Stated task: Write out each line exactly as it stands, please.

Dataset entries on figures
*-*-*

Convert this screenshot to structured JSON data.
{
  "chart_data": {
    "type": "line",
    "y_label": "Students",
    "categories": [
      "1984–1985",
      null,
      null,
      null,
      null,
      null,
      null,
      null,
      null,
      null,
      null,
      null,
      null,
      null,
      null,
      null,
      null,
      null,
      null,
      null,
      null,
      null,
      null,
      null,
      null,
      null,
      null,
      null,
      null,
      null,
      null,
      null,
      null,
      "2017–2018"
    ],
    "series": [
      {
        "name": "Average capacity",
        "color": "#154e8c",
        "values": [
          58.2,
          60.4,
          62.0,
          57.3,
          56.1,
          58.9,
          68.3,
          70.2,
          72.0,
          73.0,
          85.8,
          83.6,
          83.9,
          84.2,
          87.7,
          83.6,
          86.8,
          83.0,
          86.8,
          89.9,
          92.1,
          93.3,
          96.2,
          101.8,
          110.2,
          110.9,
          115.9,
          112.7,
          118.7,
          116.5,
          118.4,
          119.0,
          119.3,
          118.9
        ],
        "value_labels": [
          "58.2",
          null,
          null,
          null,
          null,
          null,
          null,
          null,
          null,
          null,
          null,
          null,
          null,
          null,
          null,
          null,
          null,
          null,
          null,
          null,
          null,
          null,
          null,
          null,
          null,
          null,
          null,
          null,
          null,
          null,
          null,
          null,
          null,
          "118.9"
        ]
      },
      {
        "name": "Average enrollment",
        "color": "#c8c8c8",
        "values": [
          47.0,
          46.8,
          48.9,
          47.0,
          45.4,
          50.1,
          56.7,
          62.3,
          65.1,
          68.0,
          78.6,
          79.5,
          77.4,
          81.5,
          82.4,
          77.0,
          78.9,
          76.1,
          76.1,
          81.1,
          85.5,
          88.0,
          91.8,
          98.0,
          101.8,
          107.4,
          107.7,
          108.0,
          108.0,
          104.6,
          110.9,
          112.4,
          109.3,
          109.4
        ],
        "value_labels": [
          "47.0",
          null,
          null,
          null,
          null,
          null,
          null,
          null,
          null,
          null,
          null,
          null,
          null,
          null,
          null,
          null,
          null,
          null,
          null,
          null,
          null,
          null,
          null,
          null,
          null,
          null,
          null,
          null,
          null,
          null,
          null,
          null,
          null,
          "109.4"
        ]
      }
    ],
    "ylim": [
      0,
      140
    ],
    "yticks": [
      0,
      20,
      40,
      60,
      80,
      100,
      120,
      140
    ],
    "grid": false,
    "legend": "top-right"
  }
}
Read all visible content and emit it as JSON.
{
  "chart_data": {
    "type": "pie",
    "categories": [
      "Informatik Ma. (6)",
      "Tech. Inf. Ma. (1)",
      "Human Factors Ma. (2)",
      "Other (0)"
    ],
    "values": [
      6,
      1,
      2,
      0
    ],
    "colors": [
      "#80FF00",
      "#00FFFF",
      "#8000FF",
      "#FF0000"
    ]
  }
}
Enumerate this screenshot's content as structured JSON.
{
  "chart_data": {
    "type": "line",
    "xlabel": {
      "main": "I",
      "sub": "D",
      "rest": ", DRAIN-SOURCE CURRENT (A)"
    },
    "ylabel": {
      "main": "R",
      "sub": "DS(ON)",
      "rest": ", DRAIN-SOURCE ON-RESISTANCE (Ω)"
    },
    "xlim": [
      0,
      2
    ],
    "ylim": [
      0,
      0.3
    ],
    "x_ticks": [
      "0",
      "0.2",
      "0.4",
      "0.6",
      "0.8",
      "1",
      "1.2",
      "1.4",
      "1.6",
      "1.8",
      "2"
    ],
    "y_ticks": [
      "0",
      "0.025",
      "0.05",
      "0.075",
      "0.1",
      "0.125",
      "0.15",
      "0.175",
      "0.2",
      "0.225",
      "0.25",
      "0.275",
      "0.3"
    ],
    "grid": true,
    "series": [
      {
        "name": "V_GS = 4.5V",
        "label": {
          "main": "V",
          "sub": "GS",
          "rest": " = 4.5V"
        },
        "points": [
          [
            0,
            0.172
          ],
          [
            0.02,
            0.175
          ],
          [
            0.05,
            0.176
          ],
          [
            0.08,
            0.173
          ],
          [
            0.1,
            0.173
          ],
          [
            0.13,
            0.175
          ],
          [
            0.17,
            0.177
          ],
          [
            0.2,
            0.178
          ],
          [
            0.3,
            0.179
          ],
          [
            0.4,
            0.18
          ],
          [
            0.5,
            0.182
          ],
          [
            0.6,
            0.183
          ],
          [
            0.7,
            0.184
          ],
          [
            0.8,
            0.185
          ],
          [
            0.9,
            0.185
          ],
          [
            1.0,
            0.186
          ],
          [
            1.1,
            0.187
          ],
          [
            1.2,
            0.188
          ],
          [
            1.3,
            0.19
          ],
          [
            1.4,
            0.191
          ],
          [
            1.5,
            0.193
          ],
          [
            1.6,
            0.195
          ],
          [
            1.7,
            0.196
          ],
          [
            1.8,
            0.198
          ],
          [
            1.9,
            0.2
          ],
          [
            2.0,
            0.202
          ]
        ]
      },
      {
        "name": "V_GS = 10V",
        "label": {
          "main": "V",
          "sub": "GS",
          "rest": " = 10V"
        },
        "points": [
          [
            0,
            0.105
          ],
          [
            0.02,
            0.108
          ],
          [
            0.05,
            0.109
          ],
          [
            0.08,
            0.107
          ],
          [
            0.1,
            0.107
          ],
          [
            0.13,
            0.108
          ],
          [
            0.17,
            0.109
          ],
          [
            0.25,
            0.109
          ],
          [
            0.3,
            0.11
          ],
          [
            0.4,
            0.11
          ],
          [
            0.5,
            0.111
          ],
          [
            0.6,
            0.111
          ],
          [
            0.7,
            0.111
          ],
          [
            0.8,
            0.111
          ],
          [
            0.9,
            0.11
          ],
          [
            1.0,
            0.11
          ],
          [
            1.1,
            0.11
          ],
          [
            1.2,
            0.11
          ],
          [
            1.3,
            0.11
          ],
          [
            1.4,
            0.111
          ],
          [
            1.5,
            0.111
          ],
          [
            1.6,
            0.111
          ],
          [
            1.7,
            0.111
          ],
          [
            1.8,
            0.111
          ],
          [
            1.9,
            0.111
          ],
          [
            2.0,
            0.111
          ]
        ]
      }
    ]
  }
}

*-*-*

Correct answer:
Convert this screenshot to structured JSON data.
{
  "chart_data": {
    "type": "line",
    "y_label": "Students",
    "categories": [
      "1984–1985",
      null,
      null,
      null,
      null,
      null,
      null,
      null,
      null,
      null,
      null,
      null,
      null,
      null,
      null,
      null,
      null,
      null,
      null,
      null,
      null,
      null,
      null,
      null,
      null,
      null,
      null,
      null,
      null,
      null,
      null,
      null,
      null,
      "2017–2018"
    ],
    "series": [
      {
        "name": "Average capacity",
        "color": "#154e8c",
        "values": [
          58.2,
          60.4,
          62.0,
          57.3,
          56.1,
          58.9,
          68.3,
          70.2,
          72.0,
          73.0,
          85.8,
          83.6,
          83.9,
          84.2,
          87.7,
          83.6,
          86.8,
          83.0,
          86.8,
          89.9,
          92.1,
          93.3,
          96.2,
          101.8,
          110.2,
          110.9,
          115.9,
          112.7,
          118.7,
          116.5,
          118.4,
          119.0,
          119.3,
          118.9
        ],
        "value_labels": [
          "58.2",
          null,
          null,
          null,
          null,
          null,
          null,
          null,
          null,
          null,
          null,
          null,
          null,
          null,
          null,
          null,
          null,
          null,
          null,
          null,
          null,
          null,
          null,
          null,
          null,
          null,
          null,
          null,
          null,
          null,
          null,
          null,
          null,
          "118.9"
        ]
      },
      {
        "name": "Average enrollment",
        "color": "#c8c8c8",
        "values": [
          47.0,
          46.8,
          48.9,
          47.0,
          45.4,
          50.1,
          56.7,
          62.3,
          65.1,
          68.0,
          78.6,
          79.5,
          77.4,
          81.5,
          82.4,
          77.0,
          78.9,
          76.1,
          76.1,
          81.1,
          85.5,
          88.0,
          91.8,
          98.0,
          101.8,
          107.4,
          107.7,
          108.0,
          108.0,
          104.6,
          110.9,
          112.4,
          109.3,
          109.4
        ],
        "value_labels": [
          "47.0",
          null,
          null,
          null,
          null,
          null,
          null,
          null,
          null,
          null,
          null,
          null,
          null,
          null,
          null,
          null,
          null,
          null,
          null,
          null,
          null,
          null,
          null,
          null,
          null,
          null,
          null,
          null,
          null,
          null,
          null,
          null,
          null,
          "109.4"
        ]
      }
    ],
    "ylim": [
      0,
      140
    ],
    "yticks": [
      0,
      20,
      40,
      60,
      80,
      100,
      120,
      140
    ],
    "grid": false,
    "legend": "top-right"
  }
}
Read all visible content and emit it as JSON.
{
  "chart_data": {
    "type": "pie",
    "categories": [
      "Informatik Ma. (6)",
      "Tech. Inf. Ma. (1)",
      "Human Factors Ma. (2)",
      "Other (0)"
    ],
    "values": [
      6,
      1,
      2,
      0
    ],
    "colors": [
      "#80FF00",
      "#00FFFF",
      "#8000FF",
      "#FF0000"
    ]
  }
}
Enumerate this screenshot's content as structured JSON.
{
  "chart_data": {
    "type": "line",
    "xlabel": {
      "main": "I",
      "sub": "D",
      "rest": ", DRAIN-SOURCE CURRENT (A)"
    },
    "ylabel": {
      "main": "R",
      "sub": "DS(ON)",
      "rest": ", DRAIN-SOURCE ON-RESISTANCE (Ω)"
    },
    "xlim": [
      0,
      2
    ],
    "ylim": [
      0,
      0.3
    ],
    "x_ticks": [
      "0",
      "0.2",
      "0.4",
      "0.6",
      "0.8",
      "1",
      "1.2",
      "1.4",
      "1.6",
      "1.8",
      "2"
    ],
    "y_ticks": [
      "0",
      "0.025",
      "0.05",
      "0.075",
      "0.1",
      "0.125",
      "0.15",
      "0.175",
      "0.2",
      "0.225",
      "0.25",
      "0.275",
      "0.3"
    ],
    "grid": true,
    "series": [
      {
        "name": "V_GS = 4.5V",
        "label": {
          "main": "V",
          "sub": "GS",
          "rest": " = 4.5V"
        },
        "points": [
          [
            0,
            0.172
          ],
          [
            0.02,
            0.175
          ],
          [
            0.05,
            0.176
          ],
          [
            0.08,
            0.173
          ],
          [
            0.1,
            0.173
          ],
          [
            0.13,
            0.175
          ],
          [
            0.17,
            0.177
          ],
          [
            0.2,
            0.178
          ],
          [
            0.3,
            0.179
          ],
          [
            0.4,
            0.18
          ],
          [
            0.5,
            0.182
          ],
          [
            0.6,
            0.183
          ],
          [
            0.7,
            0.184
          ],
          [
            0.8,
            0.185
          ],
          [
            0.9,
            0.185
          ],
          [
            1.0,
            0.186
          ],
          [
            1.1,
            0.187
          ],
          [
            1.2,
            0.188
          ],
          [
            1.3,
            0.19
          ],
          [
            1.4,
            0.191
          ],
          [
            1.5,
            0.193
          ],
          [
            1.6,
            0.195
          ],
          [
            1.7,
            0.196
          ],
          [
            1.8,
            0.198
          ],
          [
            1.9,
            0.2
          ],
          [
            2.0,
            0.202
          ]
        ]
      },
      {
        "name": "V_GS = 10V",
        "label": {
          "main": "V",
          "sub": "GS",
          "rest": " = 10V"
        },
        "points": [
          [
            0,
            0.105
          ],
          [
            0.02,
            0.108
          ],
          [
            0.05,
            0.109
          ],
          [
            0.08,
            0.107
          ],
          [
            0.1,
            0.107
          ],
          [
            0.13,
            0.108
          ],
          [
            0.17,
            0.109
          ],
          [
            0.25,
            0.109
          ],
          [
            0.3,
            0.11
          ],
          [
            0.4,
            0.11
          ],
          [
            0.5,
            0.111
          ],
          [
            0.6,
            0.111
          ],
          [
            0.7,
            0.111
          ],
          [
            0.8,
            0.111
          ],
          [
            0.9,
            0.11
          ],
          [
            1.0,
            0.11
          ],
          [
            1.1,
            0.11
          ],
          [
            1.2,
            0.11
          ],
          [
            1.3,
            0.11
          ],
          [
            1.4,
            0.111
          ],
          [
            1.5,
            0.111
          ],
          [
            1.6,
            0.111
          ],
          [
            1.7,
            0.111
          ],
          [
            1.8,
            0.111
          ],
          [
            1.9,
            0.111
          ],
          [
            2.0,
            0.111
          ]
        ]
      }
    ]
  }
}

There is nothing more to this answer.